* Selected text
━━━━━━━━━━

Along with other murals in the section, the painting continued in display after the wall was taken down, but vandalism and atmospheric conditions gradually led to its deterioration. In March 2009, the painting, along with others, was erased from the wall to allow the original artists to repaint them with more durable paints. Vrubel was commissioned to repaint the piece, donating the €3000 fee he was paid to a social art project in Marzahn.

In terms of style, there are slight differences between the 1990 and remade 2009 murals, and Vrubel has said that he made technical mistakes on the original piece due to inexperience with the method. The main message did not change.

Photographer Bossu and Vrubel met in 2009 and were photographed together on 16 June with reproductions of their works.

===Critical reception===
My God, Help Me to Survive This Deadly Love has become one of the best known works of graffiti art on the Berlin Wall. According to Anthony Read and David Fisher, the painting is "particularly striking, with a sharp, satirical edge." It was also widely criticized on creation as a straightforward reproduction of the photograph that inspired it.

In a 2014 interview, the artist explained how the location and characters give meaning to the painting: "In this painting, there's one German and one Russian, and the Berlin Wall is about the same thing but in reverse: here [in the painting], there's total love, while the Berlin Wall separates two worlds – it was a perfect fit." He wanted to create a "wow" factor but did not expect the success it had.

Prominent derivative works include Make Everything Great Again, a 2016 Lithuanian mural of Russian president Vladimir Putin and United States president Donald Trump in a similar pose, and a 2016 mural in Bristol featuring Donald Trump and pro-Brexit campaigner and British Member of Parliament Boris Johnson in the run-up to the 2016 referendum.

━━━━━━━━━━

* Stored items
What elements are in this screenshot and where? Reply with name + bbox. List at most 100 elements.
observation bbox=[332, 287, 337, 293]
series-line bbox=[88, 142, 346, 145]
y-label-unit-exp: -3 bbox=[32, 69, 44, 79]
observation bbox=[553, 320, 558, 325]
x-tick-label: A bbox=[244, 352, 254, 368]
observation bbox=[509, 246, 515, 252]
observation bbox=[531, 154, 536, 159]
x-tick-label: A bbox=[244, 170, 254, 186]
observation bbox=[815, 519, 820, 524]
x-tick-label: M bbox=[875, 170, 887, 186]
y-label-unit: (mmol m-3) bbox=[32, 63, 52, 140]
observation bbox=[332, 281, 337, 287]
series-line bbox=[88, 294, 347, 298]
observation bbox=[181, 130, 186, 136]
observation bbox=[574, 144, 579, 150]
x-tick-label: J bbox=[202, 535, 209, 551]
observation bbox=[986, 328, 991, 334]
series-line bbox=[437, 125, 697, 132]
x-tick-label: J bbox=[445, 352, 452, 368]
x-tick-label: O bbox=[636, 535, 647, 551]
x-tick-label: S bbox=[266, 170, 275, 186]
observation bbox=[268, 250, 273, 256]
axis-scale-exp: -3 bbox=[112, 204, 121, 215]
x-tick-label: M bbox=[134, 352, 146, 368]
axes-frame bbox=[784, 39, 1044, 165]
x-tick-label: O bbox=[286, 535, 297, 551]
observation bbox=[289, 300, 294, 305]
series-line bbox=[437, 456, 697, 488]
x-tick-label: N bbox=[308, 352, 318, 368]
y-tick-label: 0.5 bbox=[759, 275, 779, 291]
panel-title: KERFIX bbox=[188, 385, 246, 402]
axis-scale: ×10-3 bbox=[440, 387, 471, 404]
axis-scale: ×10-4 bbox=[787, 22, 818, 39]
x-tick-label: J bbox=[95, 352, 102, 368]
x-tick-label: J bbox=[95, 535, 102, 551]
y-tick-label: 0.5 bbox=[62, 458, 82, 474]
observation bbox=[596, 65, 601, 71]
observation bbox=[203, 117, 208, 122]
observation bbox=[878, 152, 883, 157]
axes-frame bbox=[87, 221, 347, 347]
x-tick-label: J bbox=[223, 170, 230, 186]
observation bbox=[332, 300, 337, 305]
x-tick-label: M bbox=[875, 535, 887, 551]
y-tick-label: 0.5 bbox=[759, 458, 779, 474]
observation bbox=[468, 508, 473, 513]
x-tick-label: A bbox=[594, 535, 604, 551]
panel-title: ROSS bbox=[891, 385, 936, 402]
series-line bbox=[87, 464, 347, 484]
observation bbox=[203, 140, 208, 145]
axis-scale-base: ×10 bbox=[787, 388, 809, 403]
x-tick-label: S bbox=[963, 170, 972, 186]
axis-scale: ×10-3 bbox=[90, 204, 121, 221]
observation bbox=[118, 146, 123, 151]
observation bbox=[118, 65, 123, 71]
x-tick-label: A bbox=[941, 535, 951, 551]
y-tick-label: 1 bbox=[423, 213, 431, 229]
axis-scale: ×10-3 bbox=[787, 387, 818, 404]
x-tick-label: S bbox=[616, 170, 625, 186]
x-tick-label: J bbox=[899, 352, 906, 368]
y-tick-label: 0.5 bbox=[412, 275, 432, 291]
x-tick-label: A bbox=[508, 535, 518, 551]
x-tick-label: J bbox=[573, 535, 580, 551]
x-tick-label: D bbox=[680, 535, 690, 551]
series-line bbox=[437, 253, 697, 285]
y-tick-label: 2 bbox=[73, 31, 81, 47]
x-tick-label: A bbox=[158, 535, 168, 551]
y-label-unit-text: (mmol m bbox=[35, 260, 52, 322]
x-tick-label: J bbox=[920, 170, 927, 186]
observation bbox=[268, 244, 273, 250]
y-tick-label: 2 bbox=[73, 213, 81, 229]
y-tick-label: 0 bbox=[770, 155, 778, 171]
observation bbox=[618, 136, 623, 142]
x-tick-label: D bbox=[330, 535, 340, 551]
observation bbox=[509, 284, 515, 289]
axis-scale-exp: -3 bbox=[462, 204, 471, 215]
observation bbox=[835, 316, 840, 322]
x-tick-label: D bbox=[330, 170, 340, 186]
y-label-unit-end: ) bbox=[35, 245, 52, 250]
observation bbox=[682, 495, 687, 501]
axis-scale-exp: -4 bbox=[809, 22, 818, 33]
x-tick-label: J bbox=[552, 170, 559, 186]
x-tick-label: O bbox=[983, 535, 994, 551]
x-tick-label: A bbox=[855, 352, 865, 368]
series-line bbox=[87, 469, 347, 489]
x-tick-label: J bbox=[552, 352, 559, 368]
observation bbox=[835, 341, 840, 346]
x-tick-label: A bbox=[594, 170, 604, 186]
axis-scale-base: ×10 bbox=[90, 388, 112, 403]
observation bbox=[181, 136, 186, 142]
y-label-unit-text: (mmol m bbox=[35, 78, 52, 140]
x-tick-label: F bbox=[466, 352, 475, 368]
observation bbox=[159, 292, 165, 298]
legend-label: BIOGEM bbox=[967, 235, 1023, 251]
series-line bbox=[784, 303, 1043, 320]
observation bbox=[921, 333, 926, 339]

━━━━━━━━━━

* Activity
According to the passage on the Berlin Wall mural, what did Vrubel do with the €3000 fee he received for repainting the piece? The entries have no role in this exercise.

* Solution to this exercise
He donated it to a social art project in Marzahn.